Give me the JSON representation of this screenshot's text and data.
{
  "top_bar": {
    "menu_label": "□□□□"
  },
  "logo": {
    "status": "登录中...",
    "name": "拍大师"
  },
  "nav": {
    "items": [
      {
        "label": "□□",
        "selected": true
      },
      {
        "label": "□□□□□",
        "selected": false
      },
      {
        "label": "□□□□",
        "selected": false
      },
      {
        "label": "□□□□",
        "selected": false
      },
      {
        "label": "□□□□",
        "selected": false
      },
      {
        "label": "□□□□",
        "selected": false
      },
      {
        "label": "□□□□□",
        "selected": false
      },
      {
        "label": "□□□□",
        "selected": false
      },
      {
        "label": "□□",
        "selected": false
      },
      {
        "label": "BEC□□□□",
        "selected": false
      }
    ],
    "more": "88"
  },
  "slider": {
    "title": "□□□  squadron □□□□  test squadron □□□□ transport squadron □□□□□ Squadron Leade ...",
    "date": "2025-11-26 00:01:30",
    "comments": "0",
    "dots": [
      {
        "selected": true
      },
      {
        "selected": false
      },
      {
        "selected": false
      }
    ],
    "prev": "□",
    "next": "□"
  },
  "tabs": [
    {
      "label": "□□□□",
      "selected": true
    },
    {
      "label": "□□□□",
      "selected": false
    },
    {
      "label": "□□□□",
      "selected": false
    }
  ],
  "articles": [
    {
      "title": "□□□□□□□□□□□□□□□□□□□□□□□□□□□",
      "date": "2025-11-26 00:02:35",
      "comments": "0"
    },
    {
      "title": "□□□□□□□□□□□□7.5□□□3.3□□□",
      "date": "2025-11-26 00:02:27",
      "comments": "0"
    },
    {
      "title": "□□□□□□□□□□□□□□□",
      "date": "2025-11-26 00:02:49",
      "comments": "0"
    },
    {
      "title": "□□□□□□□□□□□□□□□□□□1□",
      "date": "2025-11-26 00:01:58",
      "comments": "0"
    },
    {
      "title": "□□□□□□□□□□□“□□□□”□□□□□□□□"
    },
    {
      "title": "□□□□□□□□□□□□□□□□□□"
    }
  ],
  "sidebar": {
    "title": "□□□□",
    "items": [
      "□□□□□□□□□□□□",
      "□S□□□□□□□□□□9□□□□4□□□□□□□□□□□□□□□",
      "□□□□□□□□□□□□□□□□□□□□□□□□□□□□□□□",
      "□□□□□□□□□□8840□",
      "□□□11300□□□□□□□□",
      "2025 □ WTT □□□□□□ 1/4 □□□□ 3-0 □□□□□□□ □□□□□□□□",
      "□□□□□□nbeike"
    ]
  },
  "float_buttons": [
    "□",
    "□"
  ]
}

= = = = = = =

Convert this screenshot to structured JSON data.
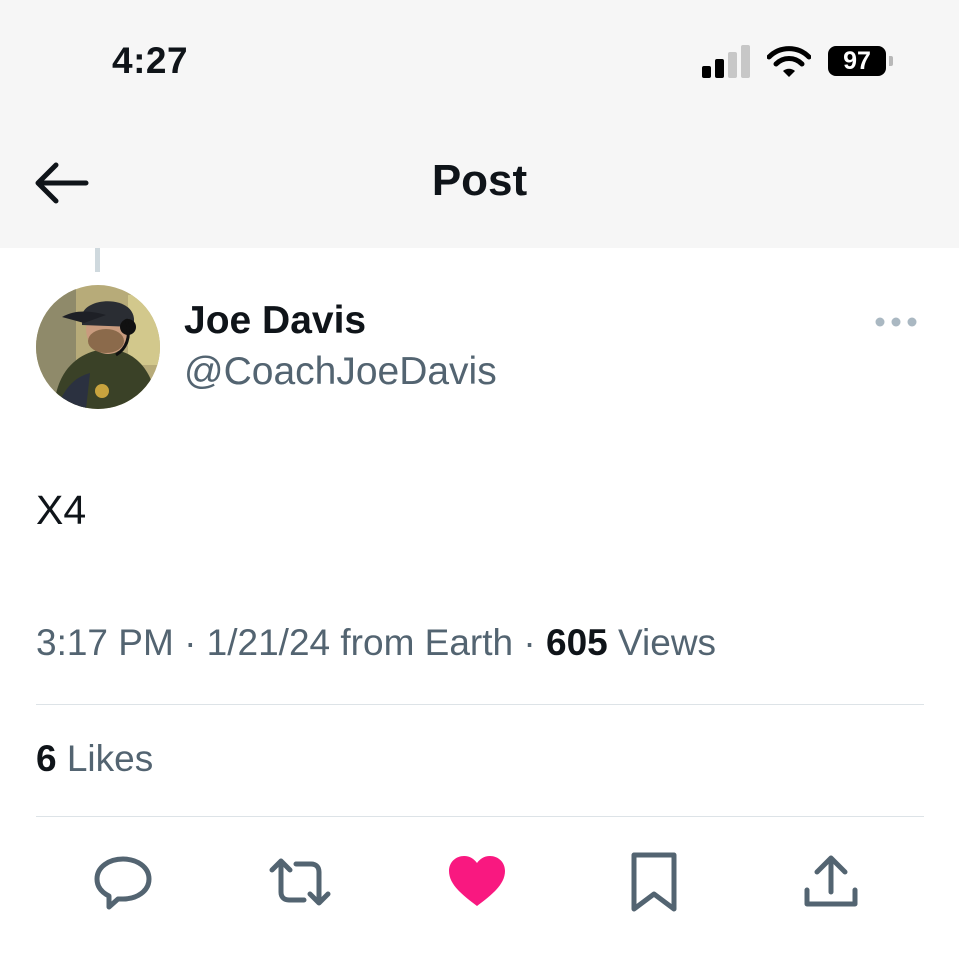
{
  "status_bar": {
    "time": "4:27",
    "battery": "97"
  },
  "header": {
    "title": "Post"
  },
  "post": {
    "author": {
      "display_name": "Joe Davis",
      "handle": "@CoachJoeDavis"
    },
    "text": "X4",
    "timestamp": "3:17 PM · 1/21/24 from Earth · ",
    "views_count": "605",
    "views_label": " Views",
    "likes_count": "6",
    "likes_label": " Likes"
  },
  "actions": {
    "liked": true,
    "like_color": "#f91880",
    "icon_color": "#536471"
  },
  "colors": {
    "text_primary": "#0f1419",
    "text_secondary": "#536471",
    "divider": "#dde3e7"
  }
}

= = = = = = =

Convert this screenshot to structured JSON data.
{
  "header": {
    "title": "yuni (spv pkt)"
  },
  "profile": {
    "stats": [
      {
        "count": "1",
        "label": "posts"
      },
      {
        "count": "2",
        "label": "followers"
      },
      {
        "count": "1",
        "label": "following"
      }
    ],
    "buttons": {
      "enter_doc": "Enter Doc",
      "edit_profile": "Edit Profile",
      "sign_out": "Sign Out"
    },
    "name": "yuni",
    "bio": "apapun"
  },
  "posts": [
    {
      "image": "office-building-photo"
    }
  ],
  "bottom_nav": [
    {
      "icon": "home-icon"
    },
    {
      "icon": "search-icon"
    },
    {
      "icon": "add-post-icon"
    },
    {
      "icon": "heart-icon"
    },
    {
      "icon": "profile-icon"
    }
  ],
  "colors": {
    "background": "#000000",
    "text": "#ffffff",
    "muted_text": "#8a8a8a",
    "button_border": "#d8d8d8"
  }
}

= = = = = = =

_Written request_:
Find the lines above holding the word "title" and show them.

_Exercise response_:
    "title": "□□□  squadron □□□□  test squadron □□□□ transport squadron □□□□□ Squadron Leade ...",
      "title": "□□□□□□□□□□□□□□□□□□□□□□□□□□□",
      "title": "□□□□□□□□□□□□7.5□□□3.3□□□",
      "title": "□□□□□□□□□□□□□□□",
      "title": "□□□□□□□□□□□□□□□□□□1□",
      "title": "□□□□□□□□□□□“□□□□”□□□□□□□□"
      "title": "□□□□□□□□□□□□□□□□□□"
    "title": "□□□□",
    "title": "Post"
    "title": "yuni (spv pkt)"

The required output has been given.